• DIRECTION
Every line that contains the word "screenshot" should be copied.

• Items from a figure collection
::::

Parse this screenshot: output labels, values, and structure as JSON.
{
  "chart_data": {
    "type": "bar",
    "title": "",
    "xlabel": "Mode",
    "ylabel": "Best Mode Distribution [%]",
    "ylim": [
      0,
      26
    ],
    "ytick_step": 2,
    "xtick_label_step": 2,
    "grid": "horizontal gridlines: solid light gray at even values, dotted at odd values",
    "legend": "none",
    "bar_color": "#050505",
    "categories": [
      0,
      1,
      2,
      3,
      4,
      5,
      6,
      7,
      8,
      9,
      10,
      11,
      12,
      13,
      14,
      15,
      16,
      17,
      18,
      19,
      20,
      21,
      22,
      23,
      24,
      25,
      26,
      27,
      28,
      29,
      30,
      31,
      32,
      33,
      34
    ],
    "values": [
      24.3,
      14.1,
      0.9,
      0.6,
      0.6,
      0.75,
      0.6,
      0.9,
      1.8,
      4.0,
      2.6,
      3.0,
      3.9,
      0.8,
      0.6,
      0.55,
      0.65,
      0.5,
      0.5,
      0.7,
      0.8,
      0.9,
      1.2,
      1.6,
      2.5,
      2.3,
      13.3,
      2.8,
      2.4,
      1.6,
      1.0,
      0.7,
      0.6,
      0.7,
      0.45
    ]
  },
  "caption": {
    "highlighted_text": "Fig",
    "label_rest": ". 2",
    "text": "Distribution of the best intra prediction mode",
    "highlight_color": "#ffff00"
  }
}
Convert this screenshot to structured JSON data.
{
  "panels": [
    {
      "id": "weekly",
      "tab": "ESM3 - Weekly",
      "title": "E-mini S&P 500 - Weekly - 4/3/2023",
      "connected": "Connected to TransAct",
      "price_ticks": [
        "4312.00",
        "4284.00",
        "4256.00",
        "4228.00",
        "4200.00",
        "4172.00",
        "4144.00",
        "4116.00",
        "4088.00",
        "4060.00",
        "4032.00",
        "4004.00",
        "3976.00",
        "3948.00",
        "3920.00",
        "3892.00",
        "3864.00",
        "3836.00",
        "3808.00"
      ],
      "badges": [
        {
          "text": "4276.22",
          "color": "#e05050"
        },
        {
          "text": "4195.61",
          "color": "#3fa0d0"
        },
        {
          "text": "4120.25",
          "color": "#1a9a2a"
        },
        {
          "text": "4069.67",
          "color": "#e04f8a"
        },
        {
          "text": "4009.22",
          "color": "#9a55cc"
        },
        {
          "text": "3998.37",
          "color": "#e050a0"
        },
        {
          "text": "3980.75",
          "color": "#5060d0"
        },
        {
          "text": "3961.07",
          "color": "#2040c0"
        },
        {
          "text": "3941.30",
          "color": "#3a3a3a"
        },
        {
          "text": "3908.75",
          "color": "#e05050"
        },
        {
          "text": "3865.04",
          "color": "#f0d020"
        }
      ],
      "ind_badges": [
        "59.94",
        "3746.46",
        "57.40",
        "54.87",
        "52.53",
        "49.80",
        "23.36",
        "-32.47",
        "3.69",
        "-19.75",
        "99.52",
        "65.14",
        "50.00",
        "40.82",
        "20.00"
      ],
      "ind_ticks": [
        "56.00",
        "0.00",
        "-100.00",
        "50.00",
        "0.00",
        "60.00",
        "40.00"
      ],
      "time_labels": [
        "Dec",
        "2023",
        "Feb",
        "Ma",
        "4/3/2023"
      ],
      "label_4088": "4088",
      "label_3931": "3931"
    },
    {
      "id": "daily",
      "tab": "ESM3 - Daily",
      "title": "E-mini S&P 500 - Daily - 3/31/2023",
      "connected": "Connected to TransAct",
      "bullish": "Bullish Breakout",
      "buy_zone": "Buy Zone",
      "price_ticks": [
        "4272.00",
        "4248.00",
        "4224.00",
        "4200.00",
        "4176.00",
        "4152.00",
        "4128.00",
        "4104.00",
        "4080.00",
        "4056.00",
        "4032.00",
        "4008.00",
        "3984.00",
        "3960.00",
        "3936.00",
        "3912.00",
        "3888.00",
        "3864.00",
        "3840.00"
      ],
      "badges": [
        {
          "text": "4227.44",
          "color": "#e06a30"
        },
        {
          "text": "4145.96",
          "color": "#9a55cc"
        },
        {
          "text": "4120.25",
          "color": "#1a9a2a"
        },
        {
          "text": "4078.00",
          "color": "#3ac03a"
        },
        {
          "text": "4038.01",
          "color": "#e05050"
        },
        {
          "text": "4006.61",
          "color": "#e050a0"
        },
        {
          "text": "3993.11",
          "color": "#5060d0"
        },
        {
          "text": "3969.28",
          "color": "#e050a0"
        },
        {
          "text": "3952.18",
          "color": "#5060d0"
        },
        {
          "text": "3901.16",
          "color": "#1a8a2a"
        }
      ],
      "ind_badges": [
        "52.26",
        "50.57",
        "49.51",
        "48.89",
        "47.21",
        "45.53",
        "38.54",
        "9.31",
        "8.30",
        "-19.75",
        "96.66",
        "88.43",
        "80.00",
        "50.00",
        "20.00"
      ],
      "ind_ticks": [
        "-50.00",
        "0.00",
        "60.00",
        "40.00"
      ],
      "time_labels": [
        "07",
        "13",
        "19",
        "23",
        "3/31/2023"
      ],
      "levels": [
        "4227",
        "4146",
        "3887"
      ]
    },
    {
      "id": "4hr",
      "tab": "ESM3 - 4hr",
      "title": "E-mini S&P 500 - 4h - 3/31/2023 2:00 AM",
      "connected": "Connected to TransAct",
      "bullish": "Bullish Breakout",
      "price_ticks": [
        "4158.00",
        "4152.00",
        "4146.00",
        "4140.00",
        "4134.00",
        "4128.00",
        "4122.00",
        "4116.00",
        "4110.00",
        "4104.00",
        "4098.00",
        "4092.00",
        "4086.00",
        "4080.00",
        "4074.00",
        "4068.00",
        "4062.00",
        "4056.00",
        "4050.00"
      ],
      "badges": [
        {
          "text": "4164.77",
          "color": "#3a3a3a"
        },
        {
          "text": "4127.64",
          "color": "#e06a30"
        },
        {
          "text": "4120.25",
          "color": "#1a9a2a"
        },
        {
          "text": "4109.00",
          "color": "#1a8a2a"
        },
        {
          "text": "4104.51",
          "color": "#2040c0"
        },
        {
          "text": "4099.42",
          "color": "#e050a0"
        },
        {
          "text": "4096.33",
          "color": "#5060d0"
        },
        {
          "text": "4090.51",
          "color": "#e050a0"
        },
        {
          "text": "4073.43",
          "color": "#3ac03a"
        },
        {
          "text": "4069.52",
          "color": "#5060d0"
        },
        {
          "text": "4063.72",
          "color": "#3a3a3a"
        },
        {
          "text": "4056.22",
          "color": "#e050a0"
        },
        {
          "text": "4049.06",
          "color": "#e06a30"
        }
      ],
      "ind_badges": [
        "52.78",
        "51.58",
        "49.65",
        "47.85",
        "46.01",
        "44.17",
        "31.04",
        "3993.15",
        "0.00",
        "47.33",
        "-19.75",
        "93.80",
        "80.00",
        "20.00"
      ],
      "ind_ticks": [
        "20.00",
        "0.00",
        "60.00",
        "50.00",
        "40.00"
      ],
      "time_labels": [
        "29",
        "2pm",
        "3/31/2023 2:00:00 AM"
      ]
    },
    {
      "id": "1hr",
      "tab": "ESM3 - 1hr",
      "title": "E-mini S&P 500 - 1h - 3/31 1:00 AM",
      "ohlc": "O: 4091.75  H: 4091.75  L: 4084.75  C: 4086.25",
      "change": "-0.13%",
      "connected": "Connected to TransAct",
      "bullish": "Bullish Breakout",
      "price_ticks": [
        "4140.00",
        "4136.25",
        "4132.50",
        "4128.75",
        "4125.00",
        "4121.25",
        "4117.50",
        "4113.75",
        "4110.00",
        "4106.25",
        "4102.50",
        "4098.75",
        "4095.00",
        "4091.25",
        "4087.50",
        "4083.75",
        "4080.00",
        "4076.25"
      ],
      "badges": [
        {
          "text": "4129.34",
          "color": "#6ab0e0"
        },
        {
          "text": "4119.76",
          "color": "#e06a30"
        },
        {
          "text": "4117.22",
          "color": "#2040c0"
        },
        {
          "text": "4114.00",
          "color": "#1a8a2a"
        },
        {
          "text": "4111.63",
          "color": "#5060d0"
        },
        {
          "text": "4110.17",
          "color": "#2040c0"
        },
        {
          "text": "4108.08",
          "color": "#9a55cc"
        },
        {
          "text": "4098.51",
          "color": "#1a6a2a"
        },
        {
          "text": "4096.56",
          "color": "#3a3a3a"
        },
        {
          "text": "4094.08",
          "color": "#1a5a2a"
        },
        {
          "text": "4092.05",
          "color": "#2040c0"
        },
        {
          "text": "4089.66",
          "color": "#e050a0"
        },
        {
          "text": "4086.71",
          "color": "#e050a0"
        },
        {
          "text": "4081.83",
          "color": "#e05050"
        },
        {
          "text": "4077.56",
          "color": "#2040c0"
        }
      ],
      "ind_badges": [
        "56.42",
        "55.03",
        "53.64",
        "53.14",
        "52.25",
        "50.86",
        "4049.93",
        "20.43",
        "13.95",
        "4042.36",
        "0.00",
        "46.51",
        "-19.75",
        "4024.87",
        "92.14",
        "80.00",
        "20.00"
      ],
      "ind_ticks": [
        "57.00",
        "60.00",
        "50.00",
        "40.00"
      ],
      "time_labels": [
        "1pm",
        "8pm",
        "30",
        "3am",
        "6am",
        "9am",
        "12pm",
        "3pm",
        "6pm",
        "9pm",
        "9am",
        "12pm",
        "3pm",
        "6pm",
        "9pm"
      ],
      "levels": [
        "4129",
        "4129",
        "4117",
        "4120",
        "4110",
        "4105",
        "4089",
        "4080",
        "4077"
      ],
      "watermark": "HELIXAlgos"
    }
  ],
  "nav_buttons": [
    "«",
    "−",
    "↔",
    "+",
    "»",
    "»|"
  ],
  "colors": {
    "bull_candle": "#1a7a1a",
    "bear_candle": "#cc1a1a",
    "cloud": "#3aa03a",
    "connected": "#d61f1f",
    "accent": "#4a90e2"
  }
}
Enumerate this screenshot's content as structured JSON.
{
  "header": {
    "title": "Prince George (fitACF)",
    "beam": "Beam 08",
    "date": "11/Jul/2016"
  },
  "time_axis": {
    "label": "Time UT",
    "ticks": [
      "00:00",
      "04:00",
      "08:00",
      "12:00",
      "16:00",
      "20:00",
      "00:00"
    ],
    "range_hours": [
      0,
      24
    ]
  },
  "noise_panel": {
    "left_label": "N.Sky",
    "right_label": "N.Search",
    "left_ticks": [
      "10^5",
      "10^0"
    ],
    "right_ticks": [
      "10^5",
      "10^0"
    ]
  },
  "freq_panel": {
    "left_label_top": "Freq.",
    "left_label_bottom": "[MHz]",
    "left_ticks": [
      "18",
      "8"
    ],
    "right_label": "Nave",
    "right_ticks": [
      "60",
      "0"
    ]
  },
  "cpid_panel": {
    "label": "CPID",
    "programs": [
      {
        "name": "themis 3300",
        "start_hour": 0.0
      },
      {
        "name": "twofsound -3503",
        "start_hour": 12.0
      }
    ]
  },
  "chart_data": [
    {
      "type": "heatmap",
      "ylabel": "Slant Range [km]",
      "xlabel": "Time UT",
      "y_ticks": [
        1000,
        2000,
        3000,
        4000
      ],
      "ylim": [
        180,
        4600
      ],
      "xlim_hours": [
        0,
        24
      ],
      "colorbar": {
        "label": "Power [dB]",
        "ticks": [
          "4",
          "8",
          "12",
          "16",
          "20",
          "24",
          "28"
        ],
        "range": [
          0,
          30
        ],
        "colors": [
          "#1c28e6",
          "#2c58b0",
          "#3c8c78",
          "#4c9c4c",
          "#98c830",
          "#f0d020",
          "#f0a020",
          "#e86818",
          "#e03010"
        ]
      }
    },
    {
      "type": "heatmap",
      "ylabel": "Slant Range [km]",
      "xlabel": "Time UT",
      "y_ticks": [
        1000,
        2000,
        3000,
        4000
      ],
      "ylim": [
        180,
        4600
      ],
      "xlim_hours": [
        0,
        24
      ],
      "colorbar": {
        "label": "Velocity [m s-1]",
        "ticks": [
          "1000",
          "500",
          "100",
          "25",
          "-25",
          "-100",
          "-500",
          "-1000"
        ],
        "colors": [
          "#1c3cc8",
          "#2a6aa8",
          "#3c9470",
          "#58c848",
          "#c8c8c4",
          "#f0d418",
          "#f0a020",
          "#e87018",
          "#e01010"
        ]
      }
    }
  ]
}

::::

• SOLUTION BELOW
Parse this screenshot: output labels, values, and structure as JSON.
Convert this screenshot to structured JSON data.
Enumerate this screenshot's content as structured JSON.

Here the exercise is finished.